TASK DIRECTIONS:
Every line that holds "настоящего" should be shown.
————————
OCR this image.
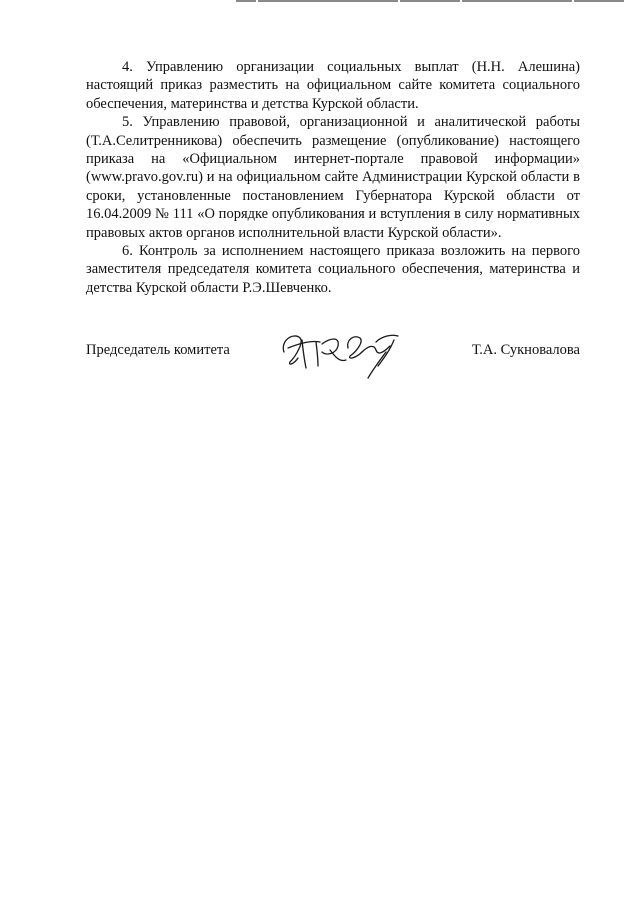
4. Управлению организации социальных выплат (Н.Н. Алешина) настоящий приказ разместить на официальном сайте комитета социального обеспечения, материнства и детства Курской области.

5. Управлению правовой, организационной и аналитической работы (Т.А.Селитренникова) обеспечить размещение (опубликование) настоящего приказа на «Официальном интернет-портале правовой информации» (www.pravo.gov.ru) и на официальном сайте Администрации Курской области в сроки, установленные постановлением Губернатора Курской области от 16.04.2009 № 111 «О порядке опубликования и вступления в силу нормативных правовых актов органов исполнительной власти Курской области».

6. Контроль за исполнением настоящего приказа возложить на первого заместителя председателя комитета социального обеспечения, материнства и детства Курской области Р.Э.Шевченко.

Председатель комитета	Т.А. Сукновалова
————————
EXPECTED OUTPUT:
5. Управлению правовой, организационной и аналитической работы (Т.А.Селитренникова) обеспечить размещение (опубликование) настоящего приказа на «Официальном интернет-портале правовой информации» (www.pravo.gov.ru) и на официальном сайте Администрации Курской области в сроки, установленные постановлением Губернатора Курской области от 16.04.2009 № 111 «О порядке опубликования и вступления в силу нормативных правовых актов органов исполнительной власти Курской области».
6. Контроль за исполнением настоящего приказа возложить на первого заместителя председателя комитета социального обеспечения, материнства и детства Курской области Р.Э.Шевченко.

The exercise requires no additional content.